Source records
>>

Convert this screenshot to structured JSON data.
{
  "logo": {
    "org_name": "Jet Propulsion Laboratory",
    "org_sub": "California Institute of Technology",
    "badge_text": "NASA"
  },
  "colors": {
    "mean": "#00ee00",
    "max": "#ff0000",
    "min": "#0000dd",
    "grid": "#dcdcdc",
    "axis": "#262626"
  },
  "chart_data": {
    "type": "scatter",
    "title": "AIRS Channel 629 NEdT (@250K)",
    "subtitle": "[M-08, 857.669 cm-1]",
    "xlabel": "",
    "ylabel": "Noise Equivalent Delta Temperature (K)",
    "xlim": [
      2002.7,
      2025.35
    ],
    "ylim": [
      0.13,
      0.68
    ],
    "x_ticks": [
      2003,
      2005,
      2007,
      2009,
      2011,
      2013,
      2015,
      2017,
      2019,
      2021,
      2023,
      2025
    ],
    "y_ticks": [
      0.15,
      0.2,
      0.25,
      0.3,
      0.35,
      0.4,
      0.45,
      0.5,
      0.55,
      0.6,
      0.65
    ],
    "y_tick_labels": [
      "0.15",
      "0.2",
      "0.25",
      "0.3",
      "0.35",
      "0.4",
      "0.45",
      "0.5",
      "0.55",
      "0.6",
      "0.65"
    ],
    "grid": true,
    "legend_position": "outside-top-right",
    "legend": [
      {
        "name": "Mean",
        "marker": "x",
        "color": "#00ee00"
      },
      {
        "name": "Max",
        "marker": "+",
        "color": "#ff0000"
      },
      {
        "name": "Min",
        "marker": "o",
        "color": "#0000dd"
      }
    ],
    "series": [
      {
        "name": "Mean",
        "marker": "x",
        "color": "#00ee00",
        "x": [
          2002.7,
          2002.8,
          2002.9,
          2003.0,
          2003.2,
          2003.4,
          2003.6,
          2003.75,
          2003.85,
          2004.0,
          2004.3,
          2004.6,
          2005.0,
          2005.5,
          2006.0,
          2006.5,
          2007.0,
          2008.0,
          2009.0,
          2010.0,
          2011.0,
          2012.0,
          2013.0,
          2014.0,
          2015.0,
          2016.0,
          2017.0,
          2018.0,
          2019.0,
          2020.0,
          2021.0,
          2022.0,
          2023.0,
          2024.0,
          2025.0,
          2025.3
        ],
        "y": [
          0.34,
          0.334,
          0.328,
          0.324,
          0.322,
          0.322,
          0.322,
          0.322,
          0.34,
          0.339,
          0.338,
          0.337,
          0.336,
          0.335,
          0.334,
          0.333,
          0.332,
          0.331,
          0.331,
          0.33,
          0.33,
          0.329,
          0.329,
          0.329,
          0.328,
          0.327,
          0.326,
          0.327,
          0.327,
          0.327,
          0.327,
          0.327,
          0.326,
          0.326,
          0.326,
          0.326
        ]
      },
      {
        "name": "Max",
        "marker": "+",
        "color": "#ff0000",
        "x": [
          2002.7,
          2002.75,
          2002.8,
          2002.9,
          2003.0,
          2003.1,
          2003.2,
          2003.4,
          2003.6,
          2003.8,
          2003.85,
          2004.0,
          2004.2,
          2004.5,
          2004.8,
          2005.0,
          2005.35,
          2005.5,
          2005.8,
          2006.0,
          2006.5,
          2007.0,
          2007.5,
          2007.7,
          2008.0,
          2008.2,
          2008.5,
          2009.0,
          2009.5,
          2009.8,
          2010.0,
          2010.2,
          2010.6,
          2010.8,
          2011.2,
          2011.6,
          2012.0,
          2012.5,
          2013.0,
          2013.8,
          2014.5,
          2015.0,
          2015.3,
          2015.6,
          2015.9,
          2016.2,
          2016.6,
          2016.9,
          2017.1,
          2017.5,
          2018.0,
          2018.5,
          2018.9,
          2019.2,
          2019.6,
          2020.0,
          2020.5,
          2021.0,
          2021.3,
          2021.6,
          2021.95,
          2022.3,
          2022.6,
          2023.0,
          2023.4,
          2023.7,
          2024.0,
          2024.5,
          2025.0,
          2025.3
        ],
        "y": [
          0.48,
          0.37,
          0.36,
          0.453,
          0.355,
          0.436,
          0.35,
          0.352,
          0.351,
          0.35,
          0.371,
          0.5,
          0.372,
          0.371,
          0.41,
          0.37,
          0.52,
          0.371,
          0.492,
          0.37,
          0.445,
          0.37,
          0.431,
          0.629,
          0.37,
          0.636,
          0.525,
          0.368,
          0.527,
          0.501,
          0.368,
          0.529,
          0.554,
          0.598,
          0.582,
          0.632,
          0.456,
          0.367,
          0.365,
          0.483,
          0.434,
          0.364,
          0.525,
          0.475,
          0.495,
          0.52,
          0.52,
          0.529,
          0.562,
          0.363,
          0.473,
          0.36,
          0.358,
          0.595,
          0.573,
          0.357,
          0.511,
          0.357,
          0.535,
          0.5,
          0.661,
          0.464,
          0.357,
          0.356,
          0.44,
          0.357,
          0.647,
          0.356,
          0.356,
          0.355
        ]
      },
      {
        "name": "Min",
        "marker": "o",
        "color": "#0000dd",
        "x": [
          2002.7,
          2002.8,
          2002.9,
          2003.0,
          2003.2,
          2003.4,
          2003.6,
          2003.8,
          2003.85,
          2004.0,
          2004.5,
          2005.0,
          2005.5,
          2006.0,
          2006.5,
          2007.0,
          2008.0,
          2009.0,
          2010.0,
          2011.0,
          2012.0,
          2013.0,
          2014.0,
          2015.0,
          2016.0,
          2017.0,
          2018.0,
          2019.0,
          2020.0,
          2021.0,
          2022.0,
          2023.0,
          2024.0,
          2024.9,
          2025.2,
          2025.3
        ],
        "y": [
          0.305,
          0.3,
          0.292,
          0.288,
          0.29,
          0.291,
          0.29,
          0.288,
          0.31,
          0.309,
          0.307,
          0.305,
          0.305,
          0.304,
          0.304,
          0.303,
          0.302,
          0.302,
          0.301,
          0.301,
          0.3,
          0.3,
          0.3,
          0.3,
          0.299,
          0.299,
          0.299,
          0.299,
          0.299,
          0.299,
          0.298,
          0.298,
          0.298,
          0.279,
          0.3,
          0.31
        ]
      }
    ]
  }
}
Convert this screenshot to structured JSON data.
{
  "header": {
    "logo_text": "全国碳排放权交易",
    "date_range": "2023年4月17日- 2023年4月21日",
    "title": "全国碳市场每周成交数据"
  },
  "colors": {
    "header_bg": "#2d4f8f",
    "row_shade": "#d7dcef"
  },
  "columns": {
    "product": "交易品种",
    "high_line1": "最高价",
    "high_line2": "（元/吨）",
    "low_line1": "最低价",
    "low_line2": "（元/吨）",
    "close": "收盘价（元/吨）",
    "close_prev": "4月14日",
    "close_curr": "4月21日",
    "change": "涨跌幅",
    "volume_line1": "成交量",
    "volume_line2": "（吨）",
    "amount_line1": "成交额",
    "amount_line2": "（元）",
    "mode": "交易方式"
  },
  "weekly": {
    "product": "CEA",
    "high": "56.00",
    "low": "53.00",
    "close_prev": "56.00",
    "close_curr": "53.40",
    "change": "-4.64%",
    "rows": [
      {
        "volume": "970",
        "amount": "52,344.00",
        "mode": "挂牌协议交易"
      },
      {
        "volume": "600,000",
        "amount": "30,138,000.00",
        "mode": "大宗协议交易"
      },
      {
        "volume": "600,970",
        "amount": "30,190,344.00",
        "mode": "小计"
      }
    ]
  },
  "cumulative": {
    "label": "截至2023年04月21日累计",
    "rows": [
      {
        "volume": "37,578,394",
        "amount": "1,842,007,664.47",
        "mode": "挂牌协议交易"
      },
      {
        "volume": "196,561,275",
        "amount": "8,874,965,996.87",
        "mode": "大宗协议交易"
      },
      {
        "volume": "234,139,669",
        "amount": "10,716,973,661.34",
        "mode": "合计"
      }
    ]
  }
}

<<

## What is asked
From the records above, extract each line exactly as shown.

## Worked answer
Convert this screenshot to structured JSON data.
{
  "logo": {
    "org_name": "Jet Propulsion Laboratory",
    "org_sub": "California Institute of Technology",
    "badge_text": "NASA"
  },
  "colors": {
    "mean": "#00ee00",
    "max": "#ff0000",
    "min": "#0000dd",
    "grid": "#dcdcdc",
    "axis": "#262626"
  },
  "chart_data": {
    "type": "scatter",
    "title": "AIRS Channel 629 NEdT (@250K)",
    "subtitle": "[M-08, 857.669 cm-1]",
    "xlabel": "",
    "ylabel": "Noise Equivalent Delta Temperature (K)",
    "xlim": [
      2002.7,
      2025.35
    ],
    "ylim": [
      0.13,
      0.68
    ],
    "x_ticks": [
      2003,
      2005,
      2007,
      2009,
      2011,
      2013,
      2015,
      2017,
      2019,
      2021,
      2023,
      2025
    ],
    "y_ticks": [
      0.15,
      0.2,
      0.25,
      0.3,
      0.35,
      0.4,
      0.45,
      0.5,
      0.55,
      0.6,
      0.65
    ],
    "y_tick_labels": [
      "0.15",
      "0.2",
      "0.25",
      "0.3",
      "0.35",
      "0.4",
      "0.45",
      "0.5",
      "0.55",
      "0.6",
      "0.65"
    ],
    "grid": true,
    "legend_position": "outside-top-right",
    "legend": [
      {
        "name": "Mean",
        "marker": "x",
        "color": "#00ee00"
      },
      {
        "name": "Max",
        "marker": "+",
        "color": "#ff0000"
      },
      {
        "name": "Min",
        "marker": "o",
        "color": "#0000dd"
      }
    ],
    "series": [
      {
        "name": "Mean",
        "marker": "x",
        "color": "#00ee00",
        "x": [
          2002.7,
          2002.8,
          2002.9,
          2003.0,
          2003.2,
          2003.4,
          2003.6,
          2003.75,
          2003.85,
          2004.0,
          2004.3,
          2004.6,
          2005.0,
          2005.5,
          2006.0,
          2006.5,
          2007.0,
          2008.0,
          2009.0,
          2010.0,
          2011.0,
          2012.0,
          2013.0,
          2014.0,
          2015.0,
          2016.0,
          2017.0,
          2018.0,
          2019.0,
          2020.0,
          2021.0,
          2022.0,
          2023.0,
          2024.0,
          2025.0,
          2025.3
        ],
        "y": [
          0.34,
          0.334,
          0.328,
          0.324,
          0.322,
          0.322,
          0.322,
          0.322,
          0.34,
          0.339,
          0.338,
          0.337,
          0.336,
          0.335,
          0.334,
          0.333,
          0.332,
          0.331,
          0.331,
          0.33,
          0.33,
          0.329,
          0.329,
          0.329,
          0.328,
          0.327,
          0.326,
          0.327,
          0.327,
          0.327,
          0.327,
          0.327,
          0.326,
          0.326,
          0.326,
          0.326
        ]
      },
      {
        "name": "Max",
        "marker": "+",
        "color": "#ff0000",
        "x": [
          2002.7,
          2002.75,
          2002.8,
          2002.9,
          2003.0,
          2003.1,
          2003.2,
          2003.4,
          2003.6,
          2003.8,
          2003.85,
          2004.0,
          2004.2,
          2004.5,
          2004.8,
          2005.0,
          2005.35,
          2005.5,
          2005.8,
          2006.0,
          2006.5,
          2007.0,
          2007.5,
          2007.7,
          2008.0,
          2008.2,
          2008.5,
          2009.0,
          2009.5,
          2009.8,
          2010.0,
          2010.2,
          2010.6,
          2010.8,
          2011.2,
          2011.6,
          2012.0,
          2012.5,
          2013.0,
          2013.8,
          2014.5,
          2015.0,
          2015.3,
          2015.6,
          2015.9,
          2016.2,
          2016.6,
          2016.9,
          2017.1,
          2017.5,
          2018.0,
          2018.5,
          2018.9,
          2019.2,
          2019.6,
          2020.0,
          2020.5,
          2021.0,
          2021.3,
          2021.6,
          2021.95,
          2022.3,
          2022.6,
          2023.0,
          2023.4,
          2023.7,
          2024.0,
          2024.5,
          2025.0,
          2025.3
        ],
        "y": [
          0.48,
          0.37,
          0.36,
          0.453,
          0.355,
          0.436,
          0.35,
          0.352,
          0.351,
          0.35,
          0.371,
          0.5,
          0.372,
          0.371,
          0.41,
          0.37,
          0.52,
          0.371,
          0.492,
          0.37,
          0.445,
          0.37,
          0.431,
          0.629,
          0.37,
          0.636,
          0.525,
          0.368,
          0.527,
          0.501,
          0.368,
          0.529,
          0.554,
          0.598,
          0.582,
          0.632,
          0.456,
          0.367,
          0.365,
          0.483,
          0.434,
          0.364,
          0.525,
          0.475,
          0.495,
          0.52,
          0.52,
          0.529,
          0.562,
          0.363,
          0.473,
          0.36,
          0.358,
          0.595,
          0.573,
          0.357,
          0.511,
          0.357,
          0.535,
          0.5,
          0.661,
          0.464,
          0.357,
          0.356,
          0.44,
          0.357,
          0.647,
          0.356,
          0.356,
          0.355
        ]
      },
      {
        "name": "Min",
        "marker": "o",
        "color": "#0000dd",
        "x": [
          2002.7,
          2002.8,
          2002.9,
          2003.0,
          2003.2,
          2003.4,
          2003.6,
          2003.8,
          2003.85,
          2004.0,
          2004.5,
          2005.0,
          2005.5,
          2006.0,
          2006.5,
          2007.0,
          2008.0,
          2009.0,
          2010.0,
          2011.0,
          2012.0,
          2013.0,
          2014.0,
          2015.0,
          2016.0,
          2017.0,
          2018.0,
          2019.0,
          2020.0,
          2021.0,
          2022.0,
          2023.0,
          2024.0,
          2024.9,
          2025.2,
          2025.3
        ],
        "y": [
          0.305,
          0.3,
          0.292,
          0.288,
          0.29,
          0.291,
          0.29,
          0.288,
          0.31,
          0.309,
          0.307,
          0.305,
          0.305,
          0.304,
          0.304,
          0.303,
          0.302,
          0.302,
          0.301,
          0.301,
          0.3,
          0.3,
          0.3,
          0.3,
          0.299,
          0.299,
          0.299,
          0.299,
          0.299,
          0.299,
          0.298,
          0.298,
          0.298,
          0.279,
          0.3,
          0.31
        ]
      }
    ]
  }
}
Convert this screenshot to structured JSON data.
{
  "header": {
    "logo_text": "全国碳排放权交易",
    "date_range": "2023年4月17日- 2023年4月21日",
    "title": "全国碳市场每周成交数据"
  },
  "colors": {
    "header_bg": "#2d4f8f",
    "row_shade": "#d7dcef"
  },
  "columns": {
    "product": "交易品种",
    "high_line1": "最高价",
    "high_line2": "（元/吨）",
    "low_line1": "最低价",
    "low_line2": "（元/吨）",
    "close": "收盘价（元/吨）",
    "close_prev": "4月14日",
    "close_curr": "4月21日",
    "change": "涨跌幅",
    "volume_line1": "成交量",
    "volume_line2": "（吨）",
    "amount_line1": "成交额",
    "amount_line2": "（元）",
    "mode": "交易方式"
  },
  "weekly": {
    "product": "CEA",
    "high": "56.00",
    "low": "53.00",
    "close_prev": "56.00",
    "close_curr": "53.40",
    "change": "-4.64%",
    "rows": [
      {
        "volume": "970",
        "amount": "52,344.00",
        "mode": "挂牌协议交易"
      },
      {
        "volume": "600,000",
        "amount": "30,138,000.00",
        "mode": "大宗协议交易"
      },
      {
        "volume": "600,970",
        "amount": "30,190,344.00",
        "mode": "小计"
      }
    ]
  },
  "cumulative": {
    "label": "截至2023年04月21日累计",
    "rows": [
      {
        "volume": "37,578,394",
        "amount": "1,842,007,664.47",
        "mode": "挂牌协议交易"
      },
      {
        "volume": "196,561,275",
        "amount": "8,874,965,996.87",
        "mode": "大宗协议交易"
      },
      {
        "volume": "234,139,669",
        "amount": "10,716,973,661.34",
        "mode": "合计"
      }
    ]
  }
}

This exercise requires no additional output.